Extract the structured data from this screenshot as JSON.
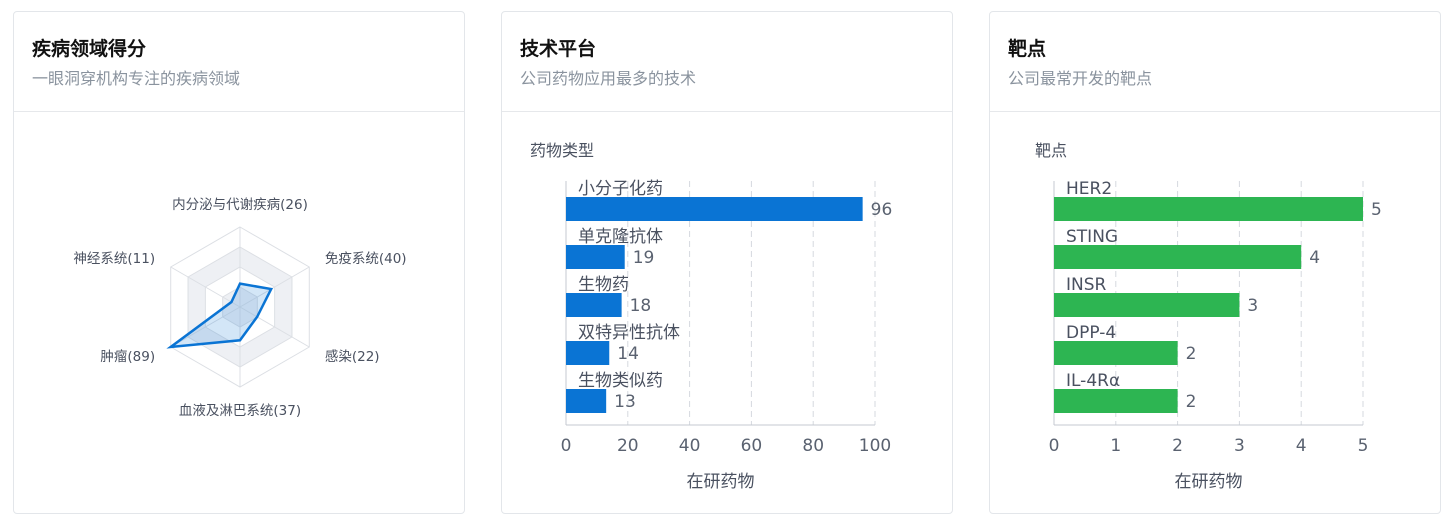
{
  "cards": [
    {
      "title": "疾病领域得分",
      "subtitle": "一眼洞穿机构专注的疾病领域"
    },
    {
      "title": "技术平台",
      "subtitle": "公司药物应用最多的技术"
    },
    {
      "title": "靶点",
      "subtitle": "公司最常开发的靶点"
    }
  ],
  "colors": {
    "radar": "#0a74d4",
    "bar_blue": "#0a74d4",
    "bar_green": "#2db552"
  },
  "chart_data": [
    {
      "type": "radar",
      "categories": [
        "内分泌与代谢疾病",
        "免疫系统",
        "感染",
        "血液及淋巴系统",
        "肿瘤",
        "神经系统"
      ],
      "values": [
        26,
        40,
        22,
        37,
        89,
        11
      ],
      "labels": [
        "内分泌与代谢疾病(26)",
        "免疫系统(40)",
        "感染(22)",
        "血液及淋巴系统(37)",
        "肿瘤(89)",
        "神经系统(11)"
      ],
      "max": 89
    },
    {
      "type": "bar",
      "orientation": "horizontal",
      "title": "药物类型",
      "categories": [
        "小分子化药",
        "单克隆抗体",
        "生物药",
        "双特异性抗体",
        "生物类似药"
      ],
      "values": [
        96,
        19,
        18,
        14,
        13
      ],
      "xlabel": "在研药物",
      "xlim": [
        0,
        100
      ],
      "xticks": [
        "0",
        "20",
        "40",
        "60",
        "80",
        "100"
      ]
    },
    {
      "type": "bar",
      "orientation": "horizontal",
      "title": "靶点",
      "categories": [
        "HER2",
        "STING",
        "INSR",
        "DPP-4",
        "IL-4Rα"
      ],
      "values": [
        5,
        4,
        3,
        2,
        2
      ],
      "xlabel": "在研药物",
      "xlim": [
        0,
        5
      ],
      "xticks": [
        "0",
        "1",
        "2",
        "3",
        "4",
        "5"
      ]
    }
  ]
}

------------------------------------------------------------------------

Task description = Write out each line of the data exactly; the images should be left out.

Result of this exercise =
Extract the structured data from this screenshot as JSON.
{
  "cards": [
    {
      "title": "疾病领域得分",
      "subtitle": "一眼洞穿机构专注的疾病领域"
    },
    {
      "title": "技术平台",
      "subtitle": "公司药物应用最多的技术"
    },
    {
      "title": "靶点",
      "subtitle": "公司最常开发的靶点"
    }
  ],
  "colors": {
    "radar": "#0a74d4",
    "bar_blue": "#0a74d4",
    "bar_green": "#2db552"
  },
  "chart_data": [
    {
      "type": "radar",
      "categories": [
        "内分泌与代谢疾病",
        "免疫系统",
        "感染",
        "血液及淋巴系统",
        "肿瘤",
        "神经系统"
      ],
      "values": [
        26,
        40,
        22,
        37,
        89,
        11
      ],
      "labels": [
        "内分泌与代谢疾病(26)",
        "免疫系统(40)",
        "感染(22)",
        "血液及淋巴系统(37)",
        "肿瘤(89)",
        "神经系统(11)"
      ],
      "max": 89
    },
    {
      "type": "bar",
      "orientation": "horizontal",
      "title": "药物类型",
      "categories": [
        "小分子化药",
        "单克隆抗体",
        "生物药",
        "双特异性抗体",
        "生物类似药"
      ],
      "values": [
        96,
        19,
        18,
        14,
        13
      ],
      "xlabel": "在研药物",
      "xlim": [
        0,
        100
      ],
      "xticks": [
        "0",
        "20",
        "40",
        "60",
        "80",
        "100"
      ]
    },
    {
      "type": "bar",
      "orientation": "horizontal",
      "title": "靶点",
      "categories": [
        "HER2",
        "STING",
        "INSR",
        "DPP-4",
        "IL-4Rα"
      ],
      "values": [
        5,
        4,
        3,
        2,
        2
      ],
      "xlabel": "在研药物",
      "xlim": [
        0,
        5
      ],
      "xticks": [
        "0",
        "1",
        "2",
        "3",
        "4",
        "5"
      ]
    }
  ]
}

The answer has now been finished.